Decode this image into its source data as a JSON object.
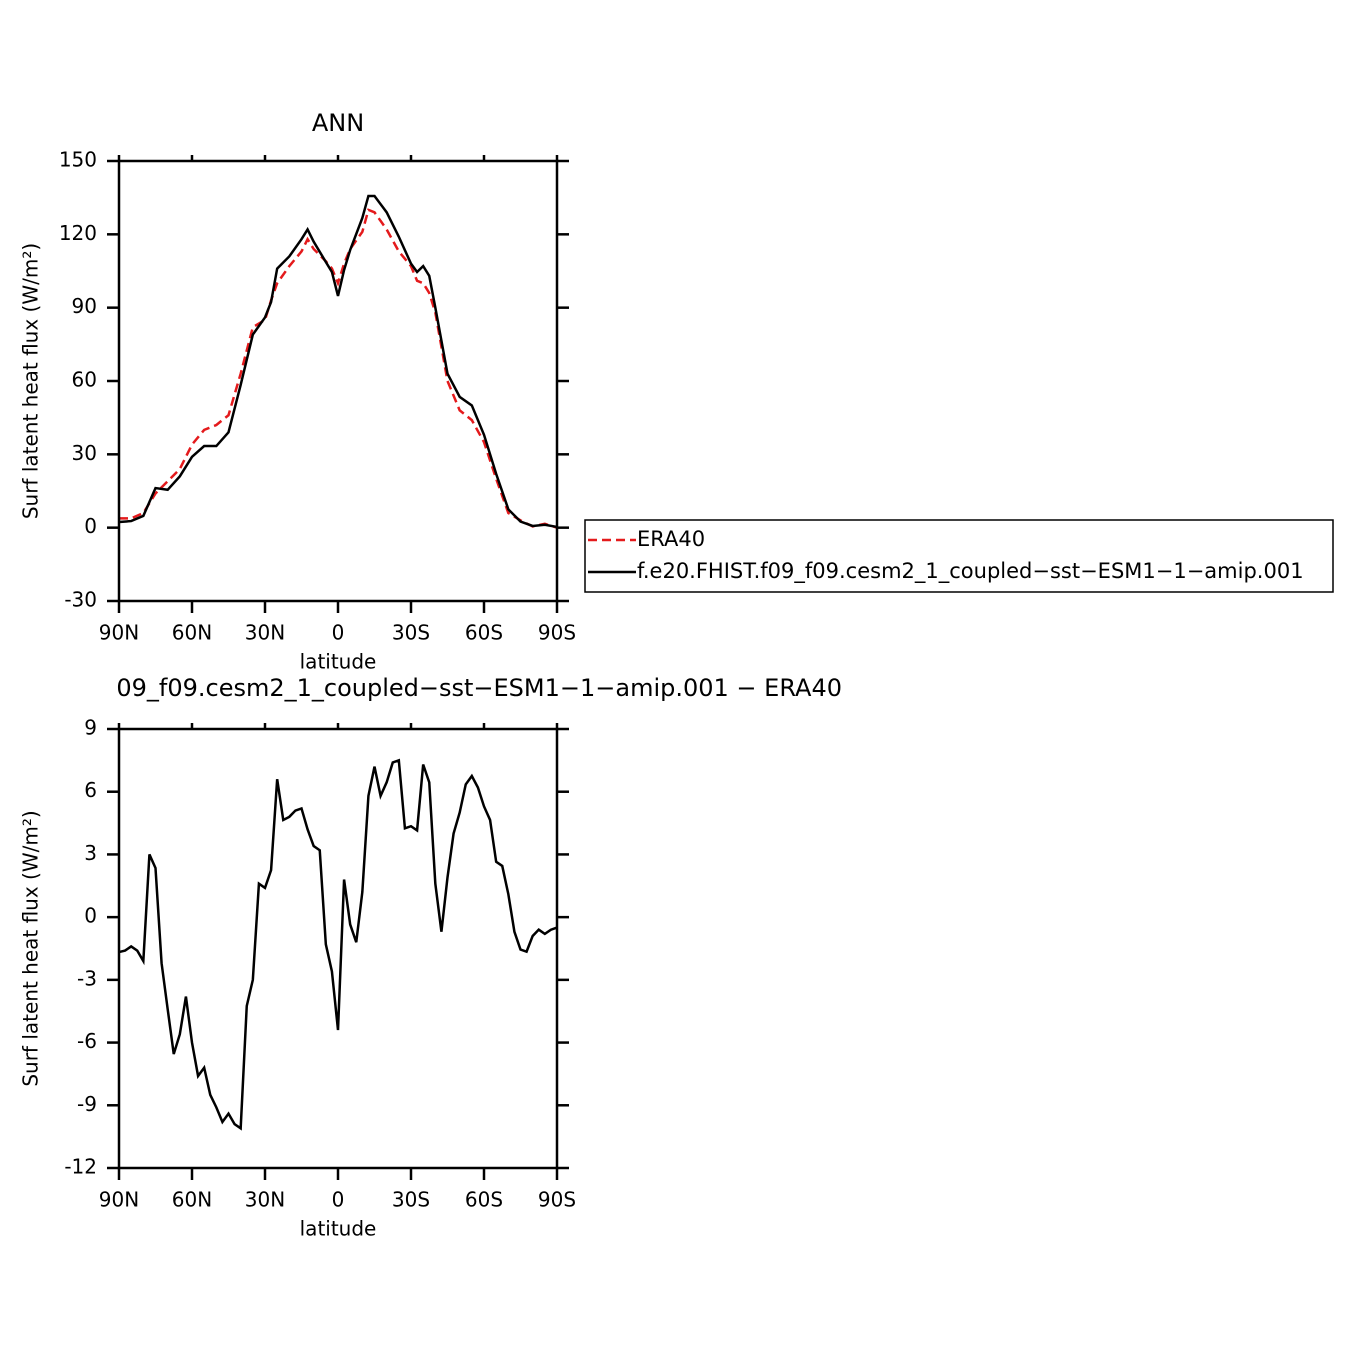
{
  "chart_data": [
    {
      "type": "line",
      "title": "ANN",
      "x_label": "latitude",
      "y_label": "Surf latent heat flux (W/m²)",
      "x": [
        90,
        85,
        80,
        75,
        70,
        65,
        60,
        55,
        50,
        45,
        40,
        35,
        30,
        27.5,
        25,
        20,
        15,
        12.5,
        10,
        5,
        2.5,
        0,
        -2.5,
        -5,
        -10,
        -12.5,
        -15,
        -20,
        -25,
        -30,
        -32.5,
        -35,
        -37.5,
        -40,
        -45,
        -50,
        -55,
        -60,
        -65,
        -70,
        -75,
        -80,
        -85,
        -90
      ],
      "series": [
        {
          "name": "ERA40",
          "color": "#e41a1c",
          "dashed": true,
          "values": [
            3.8,
            3.8,
            6,
            14,
            19,
            24,
            34,
            40,
            42,
            46,
            63,
            82,
            85,
            93,
            100,
            107,
            113,
            118,
            114,
            109,
            106,
            100,
            108,
            114,
            121,
            130,
            129,
            122,
            113,
            107,
            101,
            100,
            96,
            88,
            60,
            48,
            44,
            35,
            20,
            6,
            3,
            0.5,
            1.6,
            0
          ]
        },
        {
          "name": "f.e20.FHIST.f09_f09.cesm2_1_coupled−sst−ESM1−1−amip.001",
          "color": "#000000",
          "dashed": false,
          "values": [
            2.3,
            2.7,
            4.8,
            16.2,
            15.5,
            21,
            29,
            33.4,
            33.4,
            39,
            58.4,
            79,
            86,
            92.3,
            106,
            111,
            118,
            122,
            117,
            108.7,
            104.6,
            94.8,
            105.4,
            113.6,
            126.7,
            135.7,
            135.7,
            129,
            119,
            108,
            104.6,
            107,
            103,
            90,
            63,
            53.5,
            50,
            38,
            22,
            7.5,
            2.5,
            0.7,
            1.2,
            0.3
          ]
        }
      ],
      "xlim": [
        90,
        -90
      ],
      "xticks": [
        {
          "value": 90,
          "label": "90N"
        },
        {
          "value": 60,
          "label": "60N"
        },
        {
          "value": 30,
          "label": "30N"
        },
        0,
        {
          "value": -30,
          "label": "30S"
        },
        {
          "value": -60,
          "label": "60S"
        },
        {
          "value": -90,
          "label": "90S"
        }
      ],
      "ylim": [
        -30,
        150
      ],
      "yticks": [
        -30,
        0,
        30,
        60,
        90,
        120,
        150
      ],
      "legend": "right"
    },
    {
      "type": "line",
      "title": "09_f09.cesm2_1_coupled−sst−ESM1−1−amip.001 − ERA40",
      "x_label": "latitude",
      "y_label": "Surf latent heat flux (W/m²)",
      "x": [
        90,
        87.5,
        85,
        82.5,
        80,
        77.5,
        75,
        72.5,
        70,
        67.5,
        65,
        62.5,
        60,
        57.5,
        55,
        52.5,
        50,
        47.5,
        45,
        42.5,
        40,
        37.5,
        35,
        32.5,
        30,
        27.5,
        25,
        22.5,
        20,
        17.5,
        15,
        12.5,
        10,
        7.5,
        5,
        2.5,
        0,
        -2.5,
        -5,
        -7.5,
        -10,
        -12.5,
        -15,
        -17.5,
        -20,
        -22.5,
        -25,
        -27.5,
        -30,
        -32.5,
        -35,
        -37.5,
        -40,
        -42.5,
        -45,
        -47.5,
        -50,
        -52.5,
        -55,
        -57.5,
        -60,
        -62.5,
        -65,
        -67.5,
        -70,
        -72.5,
        -75,
        -77.5,
        -80,
        -82.5,
        -85,
        -87.5,
        -90
      ],
      "values": [
        -1.67,
        -1.6,
        -1.4,
        -1.6,
        -2.1,
        3.0,
        2.35,
        -2.2,
        -4.4,
        -6.55,
        -5.6,
        -3.8,
        -6,
        -7.6,
        -7.2,
        -8.5,
        -9.1,
        -9.8,
        -9.4,
        -9.9,
        -10.1,
        -4.25,
        -3,
        1.6,
        1.4,
        2.25,
        6.6,
        4.65,
        4.8,
        5.1,
        5.2,
        4.2,
        3.4,
        3.2,
        -1.3,
        -2.6,
        -5.4,
        1.8,
        -0.35,
        -1.2,
        1.2,
        5.8,
        7.2,
        5.8,
        6.45,
        7.4,
        7.5,
        4.25,
        4.35,
        4.15,
        7.3,
        6.45,
        1.6,
        -0.7,
        1.9,
        4,
        5.0,
        6.35,
        6.75,
        6.2,
        5.3,
        4.65,
        2.65,
        2.45,
        1.1,
        -0.7,
        -1.55,
        -1.65,
        -0.9,
        -0.6,
        -0.8,
        -0.6,
        -0.5
      ],
      "color": "#000000",
      "xlim": [
        90,
        -90
      ],
      "xticks": [
        {
          "value": 90,
          "label": "90N"
        },
        {
          "value": 60,
          "label": "60N"
        },
        {
          "value": 30,
          "label": "30N"
        },
        0,
        {
          "value": -30,
          "label": "30S"
        },
        {
          "value": -60,
          "label": "60S"
        },
        {
          "value": -90,
          "label": "90S"
        }
      ],
      "ylim": [
        -12,
        9
      ],
      "yticks": [
        -12,
        -9,
        -6,
        -3,
        0,
        3,
        6,
        9
      ]
    }
  ]
}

**Short problem:** Every record above should be written out again without change, except that the pictures are left out.

**Reply:**
Decode this image into its source data as a JSON object.
{
  "chart_data": [
    {
      "type": "line",
      "title": "ANN",
      "x_label": "latitude",
      "y_label": "Surf latent heat flux (W/m²)",
      "x": [
        90,
        85,
        80,
        75,
        70,
        65,
        60,
        55,
        50,
        45,
        40,
        35,
        30,
        27.5,
        25,
        20,
        15,
        12.5,
        10,
        5,
        2.5,
        0,
        -2.5,
        -5,
        -10,
        -12.5,
        -15,
        -20,
        -25,
        -30,
        -32.5,
        -35,
        -37.5,
        -40,
        -45,
        -50,
        -55,
        -60,
        -65,
        -70,
        -75,
        -80,
        -85,
        -90
      ],
      "series": [
        {
          "name": "ERA40",
          "color": "#e41a1c",
          "dashed": true,
          "values": [
            3.8,
            3.8,
            6,
            14,
            19,
            24,
            34,
            40,
            42,
            46,
            63,
            82,
            85,
            93,
            100,
            107,
            113,
            118,
            114,
            109,
            106,
            100,
            108,
            114,
            121,
            130,
            129,
            122,
            113,
            107,
            101,
            100,
            96,
            88,
            60,
            48,
            44,
            35,
            20,
            6,
            3,
            0.5,
            1.6,
            0
          ]
        },
        {
          "name": "f.e20.FHIST.f09_f09.cesm2_1_coupled−sst−ESM1−1−amip.001",
          "color": "#000000",
          "dashed": false,
          "values": [
            2.3,
            2.7,
            4.8,
            16.2,
            15.5,
            21,
            29,
            33.4,
            33.4,
            39,
            58.4,
            79,
            86,
            92.3,
            106,
            111,
            118,
            122,
            117,
            108.7,
            104.6,
            94.8,
            105.4,
            113.6,
            126.7,
            135.7,
            135.7,
            129,
            119,
            108,
            104.6,
            107,
            103,
            90,
            63,
            53.5,
            50,
            38,
            22,
            7.5,
            2.5,
            0.7,
            1.2,
            0.3
          ]
        }
      ],
      "xlim": [
        90,
        -90
      ],
      "xticks": [
        {
          "value": 90,
          "label": "90N"
        },
        {
          "value": 60,
          "label": "60N"
        },
        {
          "value": 30,
          "label": "30N"
        },
        0,
        {
          "value": -30,
          "label": "30S"
        },
        {
          "value": -60,
          "label": "60S"
        },
        {
          "value": -90,
          "label": "90S"
        }
      ],
      "ylim": [
        -30,
        150
      ],
      "yticks": [
        -30,
        0,
        30,
        60,
        90,
        120,
        150
      ],
      "legend": "right"
    },
    {
      "type": "line",
      "title": "09_f09.cesm2_1_coupled−sst−ESM1−1−amip.001 − ERA40",
      "x_label": "latitude",
      "y_label": "Surf latent heat flux (W/m²)",
      "x": [
        90,
        87.5,
        85,
        82.5,
        80,
        77.5,
        75,
        72.5,
        70,
        67.5,
        65,
        62.5,
        60,
        57.5,
        55,
        52.5,
        50,
        47.5,
        45,
        42.5,
        40,
        37.5,
        35,
        32.5,
        30,
        27.5,
        25,
        22.5,
        20,
        17.5,
        15,
        12.5,
        10,
        7.5,
        5,
        2.5,
        0,
        -2.5,
        -5,
        -7.5,
        -10,
        -12.5,
        -15,
        -17.5,
        -20,
        -22.5,
        -25,
        -27.5,
        -30,
        -32.5,
        -35,
        -37.5,
        -40,
        -42.5,
        -45,
        -47.5,
        -50,
        -52.5,
        -55,
        -57.5,
        -60,
        -62.5,
        -65,
        -67.5,
        -70,
        -72.5,
        -75,
        -77.5,
        -80,
        -82.5,
        -85,
        -87.5,
        -90
      ],
      "values": [
        -1.67,
        -1.6,
        -1.4,
        -1.6,
        -2.1,
        3.0,
        2.35,
        -2.2,
        -4.4,
        -6.55,
        -5.6,
        -3.8,
        -6,
        -7.6,
        -7.2,
        -8.5,
        -9.1,
        -9.8,
        -9.4,
        -9.9,
        -10.1,
        -4.25,
        -3,
        1.6,
        1.4,
        2.25,
        6.6,
        4.65,
        4.8,
        5.1,
        5.2,
        4.2,
        3.4,
        3.2,
        -1.3,
        -2.6,
        -5.4,
        1.8,
        -0.35,
        -1.2,
        1.2,
        5.8,
        7.2,
        5.8,
        6.45,
        7.4,
        7.5,
        4.25,
        4.35,
        4.15,
        7.3,
        6.45,
        1.6,
        -0.7,
        1.9,
        4,
        5.0,
        6.35,
        6.75,
        6.2,
        5.3,
        4.65,
        2.65,
        2.45,
        1.1,
        -0.7,
        -1.55,
        -1.65,
        -0.9,
        -0.6,
        -0.8,
        -0.6,
        -0.5
      ],
      "color": "#000000",
      "xlim": [
        90,
        -90
      ],
      "xticks": [
        {
          "value": 90,
          "label": "90N"
        },
        {
          "value": 60,
          "label": "60N"
        },
        {
          "value": 30,
          "label": "30N"
        },
        0,
        {
          "value": -30,
          "label": "30S"
        },
        {
          "value": -60,
          "label": "60S"
        },
        {
          "value": -90,
          "label": "90S"
        }
      ],
      "ylim": [
        -12,
        9
      ],
      "yticks": [
        -12,
        -9,
        -6,
        -3,
        0,
        3,
        6,
        9
      ]
    }
  ]
}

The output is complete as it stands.